> **STATED EXERCISE**:
Print each line exactly as it is given.

> **DATA ROWS**:

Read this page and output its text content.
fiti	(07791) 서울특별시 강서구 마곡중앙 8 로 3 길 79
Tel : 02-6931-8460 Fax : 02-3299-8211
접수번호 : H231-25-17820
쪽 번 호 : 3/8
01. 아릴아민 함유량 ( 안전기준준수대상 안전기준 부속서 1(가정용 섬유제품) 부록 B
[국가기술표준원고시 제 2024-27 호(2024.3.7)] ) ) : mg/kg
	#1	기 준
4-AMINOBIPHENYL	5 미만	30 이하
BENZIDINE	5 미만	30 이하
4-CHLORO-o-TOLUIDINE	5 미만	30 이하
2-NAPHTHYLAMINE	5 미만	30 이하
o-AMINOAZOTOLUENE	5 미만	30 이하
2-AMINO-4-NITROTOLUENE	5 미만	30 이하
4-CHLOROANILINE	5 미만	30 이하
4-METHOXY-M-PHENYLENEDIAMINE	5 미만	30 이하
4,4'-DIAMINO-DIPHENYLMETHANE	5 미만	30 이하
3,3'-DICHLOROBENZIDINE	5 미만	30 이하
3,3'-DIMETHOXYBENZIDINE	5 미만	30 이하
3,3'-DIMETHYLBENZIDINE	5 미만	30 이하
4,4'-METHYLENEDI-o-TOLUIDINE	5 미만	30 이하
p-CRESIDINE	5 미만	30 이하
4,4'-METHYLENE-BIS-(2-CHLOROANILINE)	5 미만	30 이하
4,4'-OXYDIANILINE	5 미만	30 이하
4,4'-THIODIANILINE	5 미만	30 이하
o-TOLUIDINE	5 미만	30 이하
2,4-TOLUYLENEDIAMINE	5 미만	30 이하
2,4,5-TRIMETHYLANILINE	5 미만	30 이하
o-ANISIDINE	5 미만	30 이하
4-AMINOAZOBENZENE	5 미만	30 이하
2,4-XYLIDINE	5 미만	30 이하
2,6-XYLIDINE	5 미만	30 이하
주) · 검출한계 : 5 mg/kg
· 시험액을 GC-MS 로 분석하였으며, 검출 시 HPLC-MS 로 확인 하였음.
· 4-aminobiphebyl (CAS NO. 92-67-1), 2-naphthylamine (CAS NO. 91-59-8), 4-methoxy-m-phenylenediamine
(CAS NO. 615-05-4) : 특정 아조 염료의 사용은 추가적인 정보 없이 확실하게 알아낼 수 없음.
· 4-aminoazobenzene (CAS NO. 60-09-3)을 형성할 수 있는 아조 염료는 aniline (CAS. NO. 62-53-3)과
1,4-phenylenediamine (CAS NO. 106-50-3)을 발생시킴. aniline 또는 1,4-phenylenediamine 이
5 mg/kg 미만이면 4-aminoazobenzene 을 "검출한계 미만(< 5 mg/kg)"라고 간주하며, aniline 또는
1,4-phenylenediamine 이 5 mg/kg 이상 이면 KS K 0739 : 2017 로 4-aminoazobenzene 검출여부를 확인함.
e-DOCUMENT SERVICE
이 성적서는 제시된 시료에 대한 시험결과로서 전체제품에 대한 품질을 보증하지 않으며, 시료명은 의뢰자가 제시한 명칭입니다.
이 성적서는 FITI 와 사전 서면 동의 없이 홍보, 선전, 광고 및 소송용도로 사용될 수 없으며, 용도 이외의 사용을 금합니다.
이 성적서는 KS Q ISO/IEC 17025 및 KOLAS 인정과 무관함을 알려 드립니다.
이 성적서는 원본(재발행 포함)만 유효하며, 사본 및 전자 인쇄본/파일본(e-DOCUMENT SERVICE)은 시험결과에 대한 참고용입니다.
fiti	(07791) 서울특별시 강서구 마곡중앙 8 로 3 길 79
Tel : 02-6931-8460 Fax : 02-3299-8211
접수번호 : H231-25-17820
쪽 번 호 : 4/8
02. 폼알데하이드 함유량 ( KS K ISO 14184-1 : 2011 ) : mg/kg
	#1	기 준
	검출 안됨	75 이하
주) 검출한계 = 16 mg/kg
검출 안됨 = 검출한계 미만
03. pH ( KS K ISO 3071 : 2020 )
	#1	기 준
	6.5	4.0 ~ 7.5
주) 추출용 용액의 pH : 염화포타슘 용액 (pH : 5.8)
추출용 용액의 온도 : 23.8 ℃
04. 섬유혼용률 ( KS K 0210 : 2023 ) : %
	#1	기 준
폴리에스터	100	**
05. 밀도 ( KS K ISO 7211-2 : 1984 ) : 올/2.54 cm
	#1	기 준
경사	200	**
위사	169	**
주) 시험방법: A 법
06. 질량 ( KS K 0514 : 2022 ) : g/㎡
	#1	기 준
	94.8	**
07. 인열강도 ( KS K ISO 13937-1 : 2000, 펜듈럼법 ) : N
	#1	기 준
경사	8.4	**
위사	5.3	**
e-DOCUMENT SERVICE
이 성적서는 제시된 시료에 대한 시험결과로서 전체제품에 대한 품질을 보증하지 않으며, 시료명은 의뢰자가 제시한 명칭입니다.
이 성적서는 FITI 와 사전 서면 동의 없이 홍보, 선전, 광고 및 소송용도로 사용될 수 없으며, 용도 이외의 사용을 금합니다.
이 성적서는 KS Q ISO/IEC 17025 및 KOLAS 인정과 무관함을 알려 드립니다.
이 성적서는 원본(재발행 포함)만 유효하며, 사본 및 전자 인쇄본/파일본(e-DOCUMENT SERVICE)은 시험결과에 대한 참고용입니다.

> **ANSWER IN FULL**:
Read this page and output its text content.
fiti	(07791) 서울특별시 강서구 마곡중앙 8 로 3 길 79
Tel : 02-6931-8460 Fax : 02-3299-8211
접수번호 : H231-25-17820
쪽 번 호 : 3/8
01. 아릴아민 함유량 ( 안전기준준수대상 안전기준 부속서 1(가정용 섬유제품) 부록 B
[국가기술표준원고시 제 2024-27 호(2024.3.7)] ) ) : mg/kg
	#1	기 준
4-AMINOBIPHENYL	5 미만	30 이하
BENZIDINE	5 미만	30 이하
4-CHLORO-o-TOLUIDINE	5 미만	30 이하
2-NAPHTHYLAMINE	5 미만	30 이하
o-AMINOAZOTOLUENE	5 미만	30 이하
2-AMINO-4-NITROTOLUENE	5 미만	30 이하
4-CHLOROANILINE	5 미만	30 이하
4-METHOXY-M-PHENYLENEDIAMINE	5 미만	30 이하
4,4'-DIAMINO-DIPHENYLMETHANE	5 미만	30 이하
3,3'-DICHLOROBENZIDINE	5 미만	30 이하
3,3'-DIMETHOXYBENZIDINE	5 미만	30 이하
3,3'-DIMETHYLBENZIDINE	5 미만	30 이하
4,4'-METHYLENEDI-o-TOLUIDINE	5 미만	30 이하
p-CRESIDINE	5 미만	30 이하
4,4'-METHYLENE-BIS-(2-CHLOROANILINE)	5 미만	30 이하
4,4'-OXYDIANILINE	5 미만	30 이하
4,4'-THIODIANILINE	5 미만	30 이하
o-TOLUIDINE	5 미만	30 이하
2,4-TOLUYLENEDIAMINE	5 미만	30 이하
2,4,5-TRIMETHYLANILINE	5 미만	30 이하
o-ANISIDINE	5 미만	30 이하
4-AMINOAZOBENZENE	5 미만	30 이하
2,4-XYLIDINE	5 미만	30 이하
2,6-XYLIDINE	5 미만	30 이하
주) · 검출한계 : 5 mg/kg
· 시험액을 GC-MS 로 분석하였으며, 검출 시 HPLC-MS 로 확인 하였음.
· 4-aminobiphebyl (CAS NO. 92-67-1), 2-naphthylamine (CAS NO. 91-59-8), 4-methoxy-m-phenylenediamine
(CAS NO. 615-05-4) : 특정 아조 염료의 사용은 추가적인 정보 없이 확실하게 알아낼 수 없음.
· 4-aminoazobenzene (CAS NO. 60-09-3)을 형성할 수 있는 아조 염료는 aniline (CAS. NO. 62-53-3)과
1,4-phenylenediamine (CAS NO. 106-50-3)을 발생시킴. aniline 또는 1,4-phenylenediamine 이
5 mg/kg 미만이면 4-aminoazobenzene 을 "검출한계 미만(< 5 mg/kg)"라고 간주하며, aniline 또는
1,4-phenylenediamine 이 5 mg/kg 이상 이면 KS K 0739 : 2017 로 4-aminoazobenzene 검출여부를 확인함.
e-DOCUMENT SERVICE
이 성적서는 제시된 시료에 대한 시험결과로서 전체제품에 대한 품질을 보증하지 않으며, 시료명은 의뢰자가 제시한 명칭입니다.
이 성적서는 FITI 와 사전 서면 동의 없이 홍보, 선전, 광고 및 소송용도로 사용될 수 없으며, 용도 이외의 사용을 금합니다.
이 성적서는 KS Q ISO/IEC 17025 및 KOLAS 인정과 무관함을 알려 드립니다.
이 성적서는 원본(재발행 포함)만 유효하며, 사본 및 전자 인쇄본/파일본(e-DOCUMENT SERVICE)은 시험결과에 대한 참고용입니다.
fiti	(07791) 서울특별시 강서구 마곡중앙 8 로 3 길 79
Tel : 02-6931-8460 Fax : 02-3299-8211
접수번호 : H231-25-17820
쪽 번 호 : 4/8
02. 폼알데하이드 함유량 ( KS K ISO 14184-1 : 2011 ) : mg/kg
	#1	기 준
	검출 안됨	75 이하
주) 검출한계 = 16 mg/kg
검출 안됨 = 검출한계 미만
03. pH ( KS K ISO 3071 : 2020 )
	#1	기 준
	6.5	4.0 ~ 7.5
주) 추출용 용액의 pH : 염화포타슘 용액 (pH : 5.8)
추출용 용액의 온도 : 23.8 ℃
04. 섬유혼용률 ( KS K 0210 : 2023 ) : %
	#1	기 준
폴리에스터	100	**
05. 밀도 ( KS K ISO 7211-2 : 1984 ) : 올/2.54 cm
	#1	기 준
경사	200	**
위사	169	**
주) 시험방법: A 법
06. 질량 ( KS K 0514 : 2022 ) : g/㎡
	#1	기 준
	94.8	**
07. 인열강도 ( KS K ISO 13937-1 : 2000, 펜듈럼법 ) : N
	#1	기 준
경사	8.4	**
위사	5.3	**
e-DOCUMENT SERVICE
이 성적서는 제시된 시료에 대한 시험결과로서 전체제품에 대한 품질을 보증하지 않으며, 시료명은 의뢰자가 제시한 명칭입니다.
이 성적서는 FITI 와 사전 서면 동의 없이 홍보, 선전, 광고 및 소송용도로 사용될 수 없으며, 용도 이외의 사용을 금합니다.
이 성적서는 KS Q ISO/IEC 17025 및 KOLAS 인정과 무관함을 알려 드립니다.
이 성적서는 원본(재발행 포함)만 유효하며, 사본 및 전자 인쇄본/파일본(e-DOCUMENT SERVICE)은 시험결과에 대한 참고용입니다.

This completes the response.